>> begin

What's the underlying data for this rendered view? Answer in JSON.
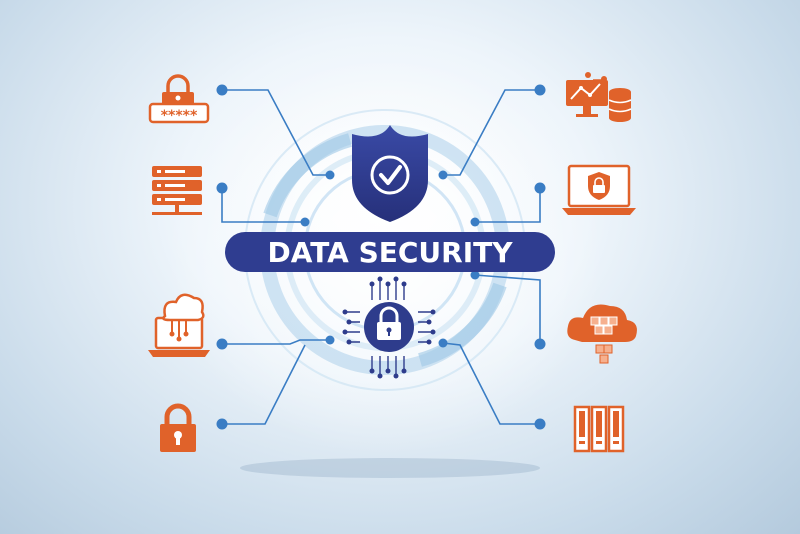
{
  "banner": {
    "title": "DATA SECURITY"
  },
  "colors": {
    "accent_orange": "#e0622a",
    "navy": "#2e3c8c",
    "line_blue": "#3a7dc4",
    "ring_blue": "#b9d8ee"
  },
  "icons": {
    "left": [
      "password-lock-icon",
      "server-stack-icon",
      "cloud-laptop-icon",
      "padlock-icon"
    ],
    "right": [
      "analytics-database-icon",
      "laptop-shield-icon",
      "cloud-blocks-icon",
      "server-rack-icon"
    ],
    "center": [
      "shield-check-icon",
      "circuit-lock-icon"
    ]
  }
}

>> end

= WHAT IS NEEDED =
Pictures don't belong in the copy. Transcribe every record exactly as it appears.

= SOLVED PROBLEM =
What's the underlying data for this rendered view? Answer in JSON.
{
  "banner": {
    "title": "DATA SECURITY"
  },
  "colors": {
    "accent_orange": "#e0622a",
    "navy": "#2e3c8c",
    "line_blue": "#3a7dc4",
    "ring_blue": "#b9d8ee"
  },
  "icons": {
    "left": [
      "password-lock-icon",
      "server-stack-icon",
      "cloud-laptop-icon",
      "padlock-icon"
    ],
    "right": [
      "analytics-database-icon",
      "laptop-shield-icon",
      "cloud-blocks-icon",
      "server-rack-icon"
    ],
    "center": [
      "shield-check-icon",
      "circuit-lock-icon"
    ]
  }
}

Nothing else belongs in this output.